(Prompt): Write out the material exactly. Do not include the pictures.

(Data excerpts):
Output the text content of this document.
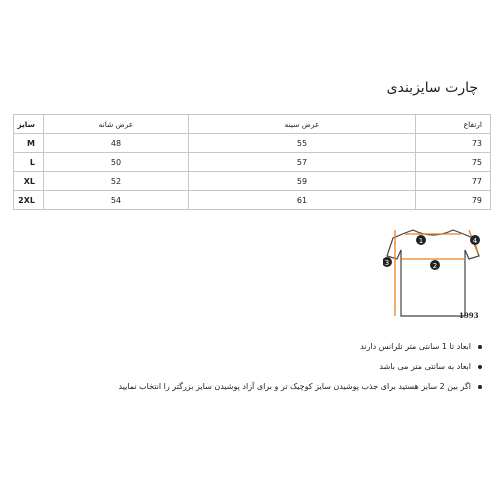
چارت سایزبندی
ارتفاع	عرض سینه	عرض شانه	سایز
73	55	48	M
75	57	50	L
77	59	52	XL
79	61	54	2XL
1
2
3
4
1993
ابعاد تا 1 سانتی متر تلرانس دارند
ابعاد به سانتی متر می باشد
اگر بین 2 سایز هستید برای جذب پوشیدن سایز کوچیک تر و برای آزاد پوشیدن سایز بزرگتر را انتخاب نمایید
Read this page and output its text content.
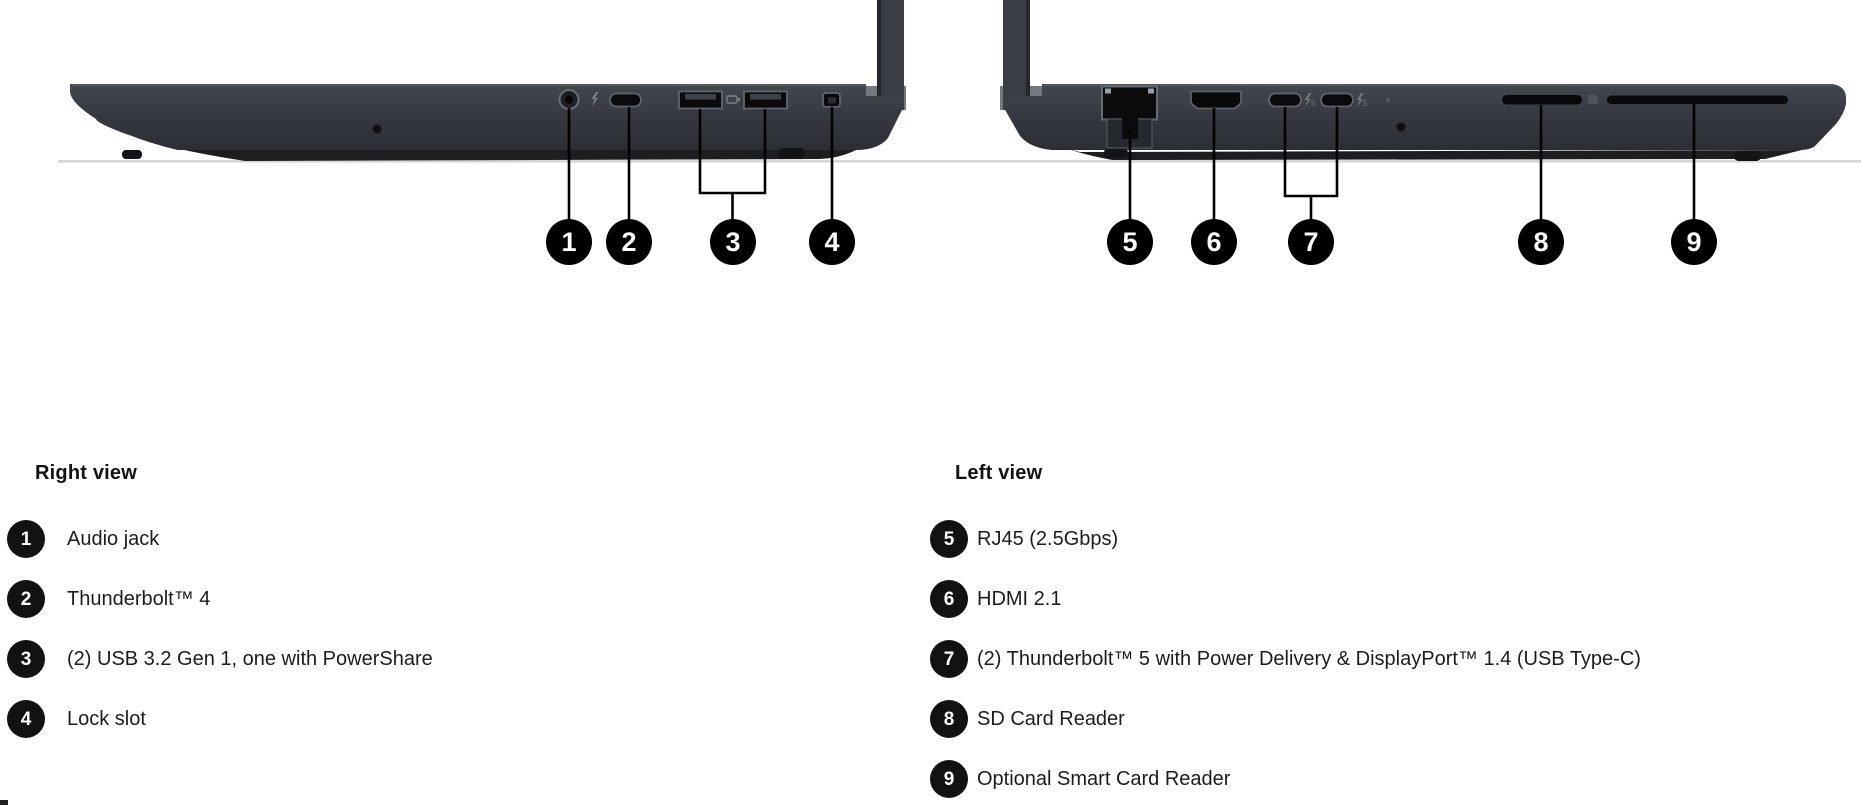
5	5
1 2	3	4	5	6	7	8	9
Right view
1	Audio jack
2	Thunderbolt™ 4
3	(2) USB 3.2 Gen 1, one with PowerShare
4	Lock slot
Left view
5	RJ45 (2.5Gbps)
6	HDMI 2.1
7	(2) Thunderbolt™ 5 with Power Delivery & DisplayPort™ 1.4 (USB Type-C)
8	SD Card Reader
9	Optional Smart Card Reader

(Correct result):
Output the text content of this document.
چارت سایزبندی
ارتفاع	عرض سینه	عرض شانه	سایز
73	55	48	M
75	57	50	L
77	59	52	XL
79	61	54	2XL
1
2
3
4
1993
ابعاد تا 1 سانتی متر تلرانس دارند
ابعاد به سانتی متر می باشد
اگر بین 2 سایز هستید برای جذب پوشیدن سایز کوچیک تر و برای آزاد پوشیدن سایز بزرگتر را انتخاب نمایید
Read this page and output its text content.
5	5
1 2	3	4	5	6	7	8	9
Right view
1	Audio jack
2	Thunderbolt™ 4
3	(2) USB 3.2 Gen 1, one with PowerShare
4	Lock slot
Left view
5	RJ45 (2.5Gbps)
6	HDMI 2.1
7	(2) Thunderbolt™ 5 with Power Delivery & DisplayPort™ 1.4 (USB Type-C)
8	SD Card Reader
9	Optional Smart Card Reader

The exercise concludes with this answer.